Excerpts from a figure dataset:
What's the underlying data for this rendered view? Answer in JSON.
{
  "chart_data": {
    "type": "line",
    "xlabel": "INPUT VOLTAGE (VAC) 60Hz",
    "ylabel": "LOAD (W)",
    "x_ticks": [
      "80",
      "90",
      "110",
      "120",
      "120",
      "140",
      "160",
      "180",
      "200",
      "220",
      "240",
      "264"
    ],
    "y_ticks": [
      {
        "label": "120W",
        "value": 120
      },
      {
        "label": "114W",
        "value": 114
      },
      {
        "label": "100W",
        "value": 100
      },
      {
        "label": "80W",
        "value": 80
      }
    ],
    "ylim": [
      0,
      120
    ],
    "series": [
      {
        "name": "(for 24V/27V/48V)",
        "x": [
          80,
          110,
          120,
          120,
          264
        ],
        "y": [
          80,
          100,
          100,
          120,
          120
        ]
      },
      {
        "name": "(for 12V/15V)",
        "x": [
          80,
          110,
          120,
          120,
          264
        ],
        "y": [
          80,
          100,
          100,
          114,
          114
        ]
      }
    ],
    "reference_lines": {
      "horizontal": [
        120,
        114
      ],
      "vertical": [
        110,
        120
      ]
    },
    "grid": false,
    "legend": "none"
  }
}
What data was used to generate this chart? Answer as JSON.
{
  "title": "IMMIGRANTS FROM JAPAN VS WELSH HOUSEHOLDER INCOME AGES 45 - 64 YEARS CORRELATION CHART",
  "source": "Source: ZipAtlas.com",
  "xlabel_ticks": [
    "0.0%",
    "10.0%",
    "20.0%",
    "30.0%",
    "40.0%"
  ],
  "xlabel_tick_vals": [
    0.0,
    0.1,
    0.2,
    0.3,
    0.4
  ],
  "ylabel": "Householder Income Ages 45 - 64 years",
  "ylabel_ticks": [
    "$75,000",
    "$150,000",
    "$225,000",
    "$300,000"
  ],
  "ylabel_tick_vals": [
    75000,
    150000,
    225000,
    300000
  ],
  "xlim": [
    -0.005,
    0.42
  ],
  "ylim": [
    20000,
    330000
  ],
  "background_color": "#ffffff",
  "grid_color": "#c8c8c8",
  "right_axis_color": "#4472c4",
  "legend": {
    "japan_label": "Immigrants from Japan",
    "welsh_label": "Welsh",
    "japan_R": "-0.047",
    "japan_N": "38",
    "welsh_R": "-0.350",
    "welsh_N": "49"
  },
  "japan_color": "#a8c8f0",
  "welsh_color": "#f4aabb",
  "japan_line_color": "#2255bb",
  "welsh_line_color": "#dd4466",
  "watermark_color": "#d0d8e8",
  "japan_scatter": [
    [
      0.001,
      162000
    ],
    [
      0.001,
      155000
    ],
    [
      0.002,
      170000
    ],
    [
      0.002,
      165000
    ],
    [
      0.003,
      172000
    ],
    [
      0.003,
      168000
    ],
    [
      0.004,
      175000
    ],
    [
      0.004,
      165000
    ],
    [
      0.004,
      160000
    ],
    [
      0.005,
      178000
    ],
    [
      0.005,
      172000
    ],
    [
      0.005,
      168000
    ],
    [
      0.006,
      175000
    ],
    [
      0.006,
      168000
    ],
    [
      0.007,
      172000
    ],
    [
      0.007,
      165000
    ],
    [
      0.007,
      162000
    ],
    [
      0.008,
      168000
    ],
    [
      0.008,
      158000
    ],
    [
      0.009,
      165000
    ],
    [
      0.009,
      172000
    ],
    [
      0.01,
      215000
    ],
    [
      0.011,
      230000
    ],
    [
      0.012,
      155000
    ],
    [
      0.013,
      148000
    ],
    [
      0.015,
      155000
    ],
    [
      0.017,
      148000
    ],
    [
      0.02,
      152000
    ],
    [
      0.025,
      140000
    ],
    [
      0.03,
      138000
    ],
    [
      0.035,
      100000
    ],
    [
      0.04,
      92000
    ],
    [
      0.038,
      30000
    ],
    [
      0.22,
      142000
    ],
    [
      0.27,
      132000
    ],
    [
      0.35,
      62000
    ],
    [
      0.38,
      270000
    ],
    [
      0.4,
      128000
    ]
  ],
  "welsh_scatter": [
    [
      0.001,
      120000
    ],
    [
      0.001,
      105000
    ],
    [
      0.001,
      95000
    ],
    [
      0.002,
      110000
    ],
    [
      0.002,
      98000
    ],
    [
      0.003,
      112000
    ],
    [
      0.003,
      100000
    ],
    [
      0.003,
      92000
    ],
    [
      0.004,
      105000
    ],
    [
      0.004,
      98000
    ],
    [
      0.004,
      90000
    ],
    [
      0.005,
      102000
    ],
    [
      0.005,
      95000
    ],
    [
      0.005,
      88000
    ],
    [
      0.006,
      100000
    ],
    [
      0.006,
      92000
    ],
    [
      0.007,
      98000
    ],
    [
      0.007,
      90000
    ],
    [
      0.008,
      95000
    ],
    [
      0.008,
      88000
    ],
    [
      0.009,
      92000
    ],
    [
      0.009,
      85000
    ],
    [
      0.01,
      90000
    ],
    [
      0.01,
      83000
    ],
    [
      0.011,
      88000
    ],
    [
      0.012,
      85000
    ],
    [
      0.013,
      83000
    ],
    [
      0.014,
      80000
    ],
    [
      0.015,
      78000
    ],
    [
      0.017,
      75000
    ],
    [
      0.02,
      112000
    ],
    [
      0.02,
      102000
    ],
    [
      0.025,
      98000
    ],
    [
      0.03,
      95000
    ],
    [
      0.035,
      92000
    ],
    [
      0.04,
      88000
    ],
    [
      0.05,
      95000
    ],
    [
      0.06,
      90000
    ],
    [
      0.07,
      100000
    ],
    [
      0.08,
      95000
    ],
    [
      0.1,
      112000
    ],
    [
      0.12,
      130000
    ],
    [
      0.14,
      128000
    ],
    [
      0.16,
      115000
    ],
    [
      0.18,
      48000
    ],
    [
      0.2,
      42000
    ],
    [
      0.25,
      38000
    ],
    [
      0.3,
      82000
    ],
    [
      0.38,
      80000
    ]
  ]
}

# Objective
Transcribe the full listing above without leaving anything out.

# Exercise answer
What's the underlying data for this rendered view? Answer in JSON.
{
  "chart_data": {
    "type": "line",
    "xlabel": "INPUT VOLTAGE (VAC) 60Hz",
    "ylabel": "LOAD (W)",
    "x_ticks": [
      "80",
      "90",
      "110",
      "120",
      "120",
      "140",
      "160",
      "180",
      "200",
      "220",
      "240",
      "264"
    ],
    "y_ticks": [
      {
        "label": "120W",
        "value": 120
      },
      {
        "label": "114W",
        "value": 114
      },
      {
        "label": "100W",
        "value": 100
      },
      {
        "label": "80W",
        "value": 80
      }
    ],
    "ylim": [
      0,
      120
    ],
    "series": [
      {
        "name": "(for 24V/27V/48V)",
        "x": [
          80,
          110,
          120,
          120,
          264
        ],
        "y": [
          80,
          100,
          100,
          120,
          120
        ]
      },
      {
        "name": "(for 12V/15V)",
        "x": [
          80,
          110,
          120,
          120,
          264
        ],
        "y": [
          80,
          100,
          100,
          114,
          114
        ]
      }
    ],
    "reference_lines": {
      "horizontal": [
        120,
        114
      ],
      "vertical": [
        110,
        120
      ]
    },
    "grid": false,
    "legend": "none"
  }
}
What data was used to generate this chart? Answer as JSON.
{
  "title": "IMMIGRANTS FROM JAPAN VS WELSH HOUSEHOLDER INCOME AGES 45 - 64 YEARS CORRELATION CHART",
  "source": "Source: ZipAtlas.com",
  "xlabel_ticks": [
    "0.0%",
    "10.0%",
    "20.0%",
    "30.0%",
    "40.0%"
  ],
  "xlabel_tick_vals": [
    0.0,
    0.1,
    0.2,
    0.3,
    0.4
  ],
  "ylabel": "Householder Income Ages 45 - 64 years",
  "ylabel_ticks": [
    "$75,000",
    "$150,000",
    "$225,000",
    "$300,000"
  ],
  "ylabel_tick_vals": [
    75000,
    150000,
    225000,
    300000
  ],
  "xlim": [
    -0.005,
    0.42
  ],
  "ylim": [
    20000,
    330000
  ],
  "background_color": "#ffffff",
  "grid_color": "#c8c8c8",
  "right_axis_color": "#4472c4",
  "legend": {
    "japan_label": "Immigrants from Japan",
    "welsh_label": "Welsh",
    "japan_R": "-0.047",
    "japan_N": "38",
    "welsh_R": "-0.350",
    "welsh_N": "49"
  },
  "japan_color": "#a8c8f0",
  "welsh_color": "#f4aabb",
  "japan_line_color": "#2255bb",
  "welsh_line_color": "#dd4466",
  "watermark_color": "#d0d8e8",
  "japan_scatter": [
    [
      0.001,
      162000
    ],
    [
      0.001,
      155000
    ],
    [
      0.002,
      170000
    ],
    [
      0.002,
      165000
    ],
    [
      0.003,
      172000
    ],
    [
      0.003,
      168000
    ],
    [
      0.004,
      175000
    ],
    [
      0.004,
      165000
    ],
    [
      0.004,
      160000
    ],
    [
      0.005,
      178000
    ],
    [
      0.005,
      172000
    ],
    [
      0.005,
      168000
    ],
    [
      0.006,
      175000
    ],
    [
      0.006,
      168000
    ],
    [
      0.007,
      172000
    ],
    [
      0.007,
      165000
    ],
    [
      0.007,
      162000
    ],
    [
      0.008,
      168000
    ],
    [
      0.008,
      158000
    ],
    [
      0.009,
      165000
    ],
    [
      0.009,
      172000
    ],
    [
      0.01,
      215000
    ],
    [
      0.011,
      230000
    ],
    [
      0.012,
      155000
    ],
    [
      0.013,
      148000
    ],
    [
      0.015,
      155000
    ],
    [
      0.017,
      148000
    ],
    [
      0.02,
      152000
    ],
    [
      0.025,
      140000
    ],
    [
      0.03,
      138000
    ],
    [
      0.035,
      100000
    ],
    [
      0.04,
      92000
    ],
    [
      0.038,
      30000
    ],
    [
      0.22,
      142000
    ],
    [
      0.27,
      132000
    ],
    [
      0.35,
      62000
    ],
    [
      0.38,
      270000
    ],
    [
      0.4,
      128000
    ]
  ],
  "welsh_scatter": [
    [
      0.001,
      120000
    ],
    [
      0.001,
      105000
    ],
    [
      0.001,
      95000
    ],
    [
      0.002,
      110000
    ],
    [
      0.002,
      98000
    ],
    [
      0.003,
      112000
    ],
    [
      0.003,
      100000
    ],
    [
      0.003,
      92000
    ],
    [
      0.004,
      105000
    ],
    [
      0.004,
      98000
    ],
    [
      0.004,
      90000
    ],
    [
      0.005,
      102000
    ],
    [
      0.005,
      95000
    ],
    [
      0.005,
      88000
    ],
    [
      0.006,
      100000
    ],
    [
      0.006,
      92000
    ],
    [
      0.007,
      98000
    ],
    [
      0.007,
      90000
    ],
    [
      0.008,
      95000
    ],
    [
      0.008,
      88000
    ],
    [
      0.009,
      92000
    ],
    [
      0.009,
      85000
    ],
    [
      0.01,
      90000
    ],
    [
      0.01,
      83000
    ],
    [
      0.011,
      88000
    ],
    [
      0.012,
      85000
    ],
    [
      0.013,
      83000
    ],
    [
      0.014,
      80000
    ],
    [
      0.015,
      78000
    ],
    [
      0.017,
      75000
    ],
    [
      0.02,
      112000
    ],
    [
      0.02,
      102000
    ],
    [
      0.025,
      98000
    ],
    [
      0.03,
      95000
    ],
    [
      0.035,
      92000
    ],
    [
      0.04,
      88000
    ],
    [
      0.05,
      95000
    ],
    [
      0.06,
      90000
    ],
    [
      0.07,
      100000
    ],
    [
      0.08,
      95000
    ],
    [
      0.1,
      112000
    ],
    [
      0.12,
      130000
    ],
    [
      0.14,
      128000
    ],
    [
      0.16,
      115000
    ],
    [
      0.18,
      48000
    ],
    [
      0.2,
      42000
    ],
    [
      0.25,
      38000
    ],
    [
      0.3,
      82000
    ],
    [
      0.38,
      80000
    ]
  ]
}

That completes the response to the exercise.